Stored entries
# # # # #
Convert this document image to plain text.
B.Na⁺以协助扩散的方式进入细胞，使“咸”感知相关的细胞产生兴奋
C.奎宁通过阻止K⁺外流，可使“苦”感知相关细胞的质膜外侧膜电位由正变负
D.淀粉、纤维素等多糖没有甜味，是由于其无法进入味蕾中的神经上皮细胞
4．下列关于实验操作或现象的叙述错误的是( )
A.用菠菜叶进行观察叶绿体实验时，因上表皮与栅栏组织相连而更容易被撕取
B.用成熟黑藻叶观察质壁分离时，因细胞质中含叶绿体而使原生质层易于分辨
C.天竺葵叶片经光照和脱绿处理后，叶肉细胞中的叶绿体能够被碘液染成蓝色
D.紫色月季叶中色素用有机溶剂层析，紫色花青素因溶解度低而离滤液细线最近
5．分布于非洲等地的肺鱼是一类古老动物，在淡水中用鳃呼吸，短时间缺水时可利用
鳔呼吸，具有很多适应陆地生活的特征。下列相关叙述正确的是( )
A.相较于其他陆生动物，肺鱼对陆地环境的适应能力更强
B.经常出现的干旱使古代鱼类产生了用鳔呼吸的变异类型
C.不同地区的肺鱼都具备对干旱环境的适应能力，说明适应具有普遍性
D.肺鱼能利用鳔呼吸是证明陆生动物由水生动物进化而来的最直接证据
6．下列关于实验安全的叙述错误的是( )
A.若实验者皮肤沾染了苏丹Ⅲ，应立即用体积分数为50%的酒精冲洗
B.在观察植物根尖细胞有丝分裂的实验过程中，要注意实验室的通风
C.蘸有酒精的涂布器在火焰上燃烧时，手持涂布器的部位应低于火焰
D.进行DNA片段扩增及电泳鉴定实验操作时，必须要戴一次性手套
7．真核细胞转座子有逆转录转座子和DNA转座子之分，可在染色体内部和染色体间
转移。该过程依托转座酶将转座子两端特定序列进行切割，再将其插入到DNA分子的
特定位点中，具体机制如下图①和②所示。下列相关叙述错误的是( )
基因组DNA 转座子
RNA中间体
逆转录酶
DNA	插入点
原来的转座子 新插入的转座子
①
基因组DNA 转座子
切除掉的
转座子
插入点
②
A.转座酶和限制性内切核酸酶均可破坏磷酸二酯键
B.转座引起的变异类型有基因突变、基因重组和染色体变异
# # # # #
OBJECTIVE: Write out the material exactly as given.

EXERCISE OUTPUT:
Convert this document image to plain text.
B.Na⁺以协助扩散的方式进入细胞，使“咸”感知相关的细胞产生兴奋
C.奎宁通过阻止K⁺外流，可使“苦”感知相关细胞的质膜外侧膜电位由正变负
D.淀粉、纤维素等多糖没有甜味，是由于其无法进入味蕾中的神经上皮细胞
4．下列关于实验操作或现象的叙述错误的是( )
A.用菠菜叶进行观察叶绿体实验时，因上表皮与栅栏组织相连而更容易被撕取
B.用成熟黑藻叶观察质壁分离时，因细胞质中含叶绿体而使原生质层易于分辨
C.天竺葵叶片经光照和脱绿处理后，叶肉细胞中的叶绿体能够被碘液染成蓝色
D.紫色月季叶中色素用有机溶剂层析，紫色花青素因溶解度低而离滤液细线最近
5．分布于非洲等地的肺鱼是一类古老动物，在淡水中用鳃呼吸，短时间缺水时可利用
鳔呼吸，具有很多适应陆地生活的特征。下列相关叙述正确的是( )
A.相较于其他陆生动物，肺鱼对陆地环境的适应能力更强
B.经常出现的干旱使古代鱼类产生了用鳔呼吸的变异类型
C.不同地区的肺鱼都具备对干旱环境的适应能力，说明适应具有普遍性
D.肺鱼能利用鳔呼吸是证明陆生动物由水生动物进化而来的最直接证据
6．下列关于实验安全的叙述错误的是( )
A.若实验者皮肤沾染了苏丹Ⅲ，应立即用体积分数为50%的酒精冲洗
B.在观察植物根尖细胞有丝分裂的实验过程中，要注意实验室的通风
C.蘸有酒精的涂布器在火焰上燃烧时，手持涂布器的部位应低于火焰
D.进行DNA片段扩增及电泳鉴定实验操作时，必须要戴一次性手套
7．真核细胞转座子有逆转录转座子和DNA转座子之分，可在染色体内部和染色体间
转移。该过程依托转座酶将转座子两端特定序列进行切割，再将其插入到DNA分子的
特定位点中，具体机制如下图①和②所示。下列相关叙述错误的是( )
基因组DNA 转座子
RNA中间体
逆转录酶
DNA	插入点
原来的转座子 新插入的转座子
①
基因组DNA 转座子
切除掉的
转座子
插入点
②
A.转座酶和限制性内切核酸酶均可破坏磷酸二酯键
B.转座引起的变异类型有基因突变、基因重组和染色体变异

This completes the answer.